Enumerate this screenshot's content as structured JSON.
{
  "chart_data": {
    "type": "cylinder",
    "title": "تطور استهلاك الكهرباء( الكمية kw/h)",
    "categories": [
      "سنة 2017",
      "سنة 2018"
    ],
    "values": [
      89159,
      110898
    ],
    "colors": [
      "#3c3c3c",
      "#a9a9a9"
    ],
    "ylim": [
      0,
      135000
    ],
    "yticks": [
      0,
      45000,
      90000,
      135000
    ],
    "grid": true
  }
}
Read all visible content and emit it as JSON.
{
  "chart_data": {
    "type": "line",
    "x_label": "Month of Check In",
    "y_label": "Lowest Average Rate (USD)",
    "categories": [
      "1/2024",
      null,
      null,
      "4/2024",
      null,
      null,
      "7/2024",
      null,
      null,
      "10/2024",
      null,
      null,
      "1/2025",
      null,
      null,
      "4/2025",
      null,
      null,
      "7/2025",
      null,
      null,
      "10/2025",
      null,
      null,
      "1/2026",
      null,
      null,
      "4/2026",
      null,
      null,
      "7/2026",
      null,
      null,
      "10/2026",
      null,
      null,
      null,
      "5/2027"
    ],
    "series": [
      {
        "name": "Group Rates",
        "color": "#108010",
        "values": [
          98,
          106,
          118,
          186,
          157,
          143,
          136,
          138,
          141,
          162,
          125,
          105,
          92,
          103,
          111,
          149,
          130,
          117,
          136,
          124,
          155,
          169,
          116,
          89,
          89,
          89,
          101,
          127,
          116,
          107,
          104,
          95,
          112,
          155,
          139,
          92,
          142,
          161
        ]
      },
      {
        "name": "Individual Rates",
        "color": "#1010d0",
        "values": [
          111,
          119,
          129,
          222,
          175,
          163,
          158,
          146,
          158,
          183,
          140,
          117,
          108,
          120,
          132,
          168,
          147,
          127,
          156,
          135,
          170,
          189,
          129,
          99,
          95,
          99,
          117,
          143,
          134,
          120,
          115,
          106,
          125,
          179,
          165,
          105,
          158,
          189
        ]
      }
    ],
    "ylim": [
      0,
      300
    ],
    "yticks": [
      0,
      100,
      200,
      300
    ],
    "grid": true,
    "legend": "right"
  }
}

_THE EXERCISE_
From the records above, extract everything verbatim.

_RESPONSE TO THE EXERCISE_
Enumerate this screenshot's content as structured JSON.
{
  "chart_data": {
    "type": "cylinder",
    "title": "تطور استهلاك الكهرباء( الكمية kw/h)",
    "categories": [
      "سنة 2017",
      "سنة 2018"
    ],
    "values": [
      89159,
      110898
    ],
    "colors": [
      "#3c3c3c",
      "#a9a9a9"
    ],
    "ylim": [
      0,
      135000
    ],
    "yticks": [
      0,
      45000,
      90000,
      135000
    ],
    "grid": true
  }
}
Read all visible content and emit it as JSON.
{
  "chart_data": {
    "type": "line",
    "x_label": "Month of Check In",
    "y_label": "Lowest Average Rate (USD)",
    "categories": [
      "1/2024",
      null,
      null,
      "4/2024",
      null,
      null,
      "7/2024",
      null,
      null,
      "10/2024",
      null,
      null,
      "1/2025",
      null,
      null,
      "4/2025",
      null,
      null,
      "7/2025",
      null,
      null,
      "10/2025",
      null,
      null,
      "1/2026",
      null,
      null,
      "4/2026",
      null,
      null,
      "7/2026",
      null,
      null,
      "10/2026",
      null,
      null,
      null,
      "5/2027"
    ],
    "series": [
      {
        "name": "Group Rates",
        "color": "#108010",
        "values": [
          98,
          106,
          118,
          186,
          157,
          143,
          136,
          138,
          141,
          162,
          125,
          105,
          92,
          103,
          111,
          149,
          130,
          117,
          136,
          124,
          155,
          169,
          116,
          89,
          89,
          89,
          101,
          127,
          116,
          107,
          104,
          95,
          112,
          155,
          139,
          92,
          142,
          161
        ]
      },
      {
        "name": "Individual Rates",
        "color": "#1010d0",
        "values": [
          111,
          119,
          129,
          222,
          175,
          163,
          158,
          146,
          158,
          183,
          140,
          117,
          108,
          120,
          132,
          168,
          147,
          127,
          156,
          135,
          170,
          189,
          129,
          99,
          95,
          99,
          117,
          143,
          134,
          120,
          115,
          106,
          125,
          179,
          165,
          105,
          158,
          189
        ]
      }
    ],
    "ylim": [
      0,
      300
    ],
    "yticks": [
      0,
      100,
      200,
      300
    ],
    "grid": true,
    "legend": "right"
  }
}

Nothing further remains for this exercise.